=== What to work on ===
Repeat the records verbatim and leave the pictures out of your copy.

=== Extracted information ===
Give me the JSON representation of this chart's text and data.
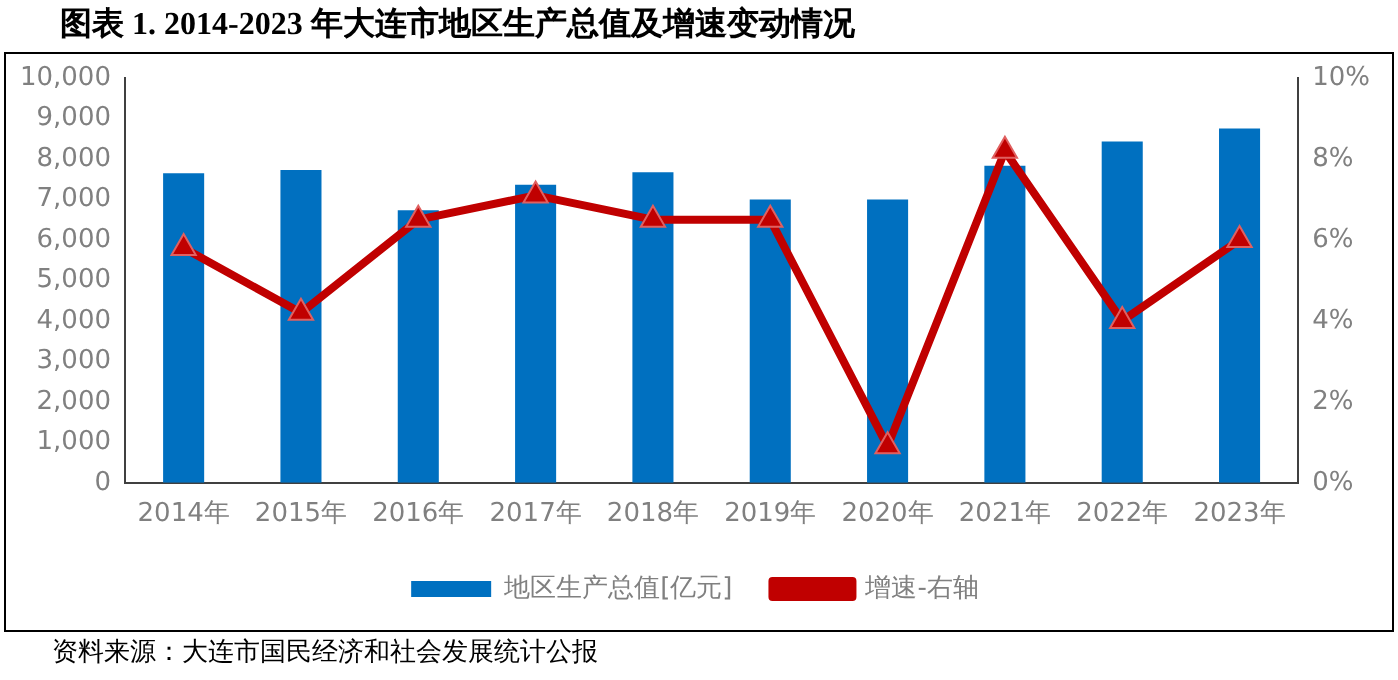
{
  "chart_data": {
    "type": "bar",
    "title": "图表 1.   2014-2023 年大连市地区生产总值及增速变动情况",
    "categories": [
      "2014年",
      "2015年",
      "2016年",
      "2017年",
      "2018年",
      "2019年",
      "2020年",
      "2021年",
      "2022年",
      "2023年"
    ],
    "series": [
      {
        "name": "地区生产总值[亿元]",
        "color": "#0070c0",
        "values": [
          7650,
          7730,
          6730,
          7360,
          7670,
          7000,
          7000,
          7830,
          8430,
          8750
        ]
      },
      {
        "name": "增速-右轴",
        "type": "line",
        "axis": "y2",
        "color": "#c00000",
        "marker": "triangle",
        "values": [
          5.8,
          4.2,
          6.5,
          7.1,
          6.5,
          6.5,
          0.9,
          8.2,
          4.0,
          6.0
        ]
      }
    ],
    "ylim": [
      0,
      10000
    ],
    "yticks": [
      {
        "value": 0,
        "label": "0"
      },
      {
        "value": 1000,
        "label": "1,000"
      },
      {
        "value": 2000,
        "label": "2,000"
      },
      {
        "value": 3000,
        "label": "3,000"
      },
      {
        "value": 4000,
        "label": "4,000"
      },
      {
        "value": 5000,
        "label": "5,000"
      },
      {
        "value": 6000,
        "label": "6,000"
      },
      {
        "value": 7000,
        "label": "7,000"
      },
      {
        "value": 8000,
        "label": "8,000"
      },
      {
        "value": 9000,
        "label": "9,000"
      },
      {
        "value": 10000,
        "label": "10,000"
      }
    ],
    "y2lim": [
      0,
      10
    ],
    "y2ticks": [
      {
        "value": 0,
        "label": "0%"
      },
      {
        "value": 2,
        "label": "2%"
      },
      {
        "value": 4,
        "label": "4%"
      },
      {
        "value": 6,
        "label": "6%"
      },
      {
        "value": 8,
        "label": "8%"
      },
      {
        "value": 10,
        "label": "10%"
      }
    ],
    "grid": false,
    "legend": "bottom",
    "annotations": [
      "资料来源：大连市国民经济和社会发展统计公报"
    ]
  }
}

=== Answer below ===
Give me the JSON representation of this chart's text and data.
{
  "chart_data": {
    "type": "bar",
    "title": "图表 1.   2014-2023 年大连市地区生产总值及增速变动情况",
    "categories": [
      "2014年",
      "2015年",
      "2016年",
      "2017年",
      "2018年",
      "2019年",
      "2020年",
      "2021年",
      "2022年",
      "2023年"
    ],
    "series": [
      {
        "name": "地区生产总值[亿元]",
        "color": "#0070c0",
        "values": [
          7650,
          7730,
          6730,
          7360,
          7670,
          7000,
          7000,
          7830,
          8430,
          8750
        ]
      },
      {
        "name": "增速-右轴",
        "type": "line",
        "axis": "y2",
        "color": "#c00000",
        "marker": "triangle",
        "values": [
          5.8,
          4.2,
          6.5,
          7.1,
          6.5,
          6.5,
          0.9,
          8.2,
          4.0,
          6.0
        ]
      }
    ],
    "ylim": [
      0,
      10000
    ],
    "yticks": [
      {
        "value": 0,
        "label": "0"
      },
      {
        "value": 1000,
        "label": "1,000"
      },
      {
        "value": 2000,
        "label": "2,000"
      },
      {
        "value": 3000,
        "label": "3,000"
      },
      {
        "value": 4000,
        "label": "4,000"
      },
      {
        "value": 5000,
        "label": "5,000"
      },
      {
        "value": 6000,
        "label": "6,000"
      },
      {
        "value": 7000,
        "label": "7,000"
      },
      {
        "value": 8000,
        "label": "8,000"
      },
      {
        "value": 9000,
        "label": "9,000"
      },
      {
        "value": 10000,
        "label": "10,000"
      }
    ],
    "y2lim": [
      0,
      10
    ],
    "y2ticks": [
      {
        "value": 0,
        "label": "0%"
      },
      {
        "value": 2,
        "label": "2%"
      },
      {
        "value": 4,
        "label": "4%"
      },
      {
        "value": 6,
        "label": "6%"
      },
      {
        "value": 8,
        "label": "8%"
      },
      {
        "value": 10,
        "label": "10%"
      }
    ],
    "grid": false,
    "legend": "bottom",
    "annotations": [
      "资料来源：大连市国民经济和社会发展统计公报"
    ]
  }
}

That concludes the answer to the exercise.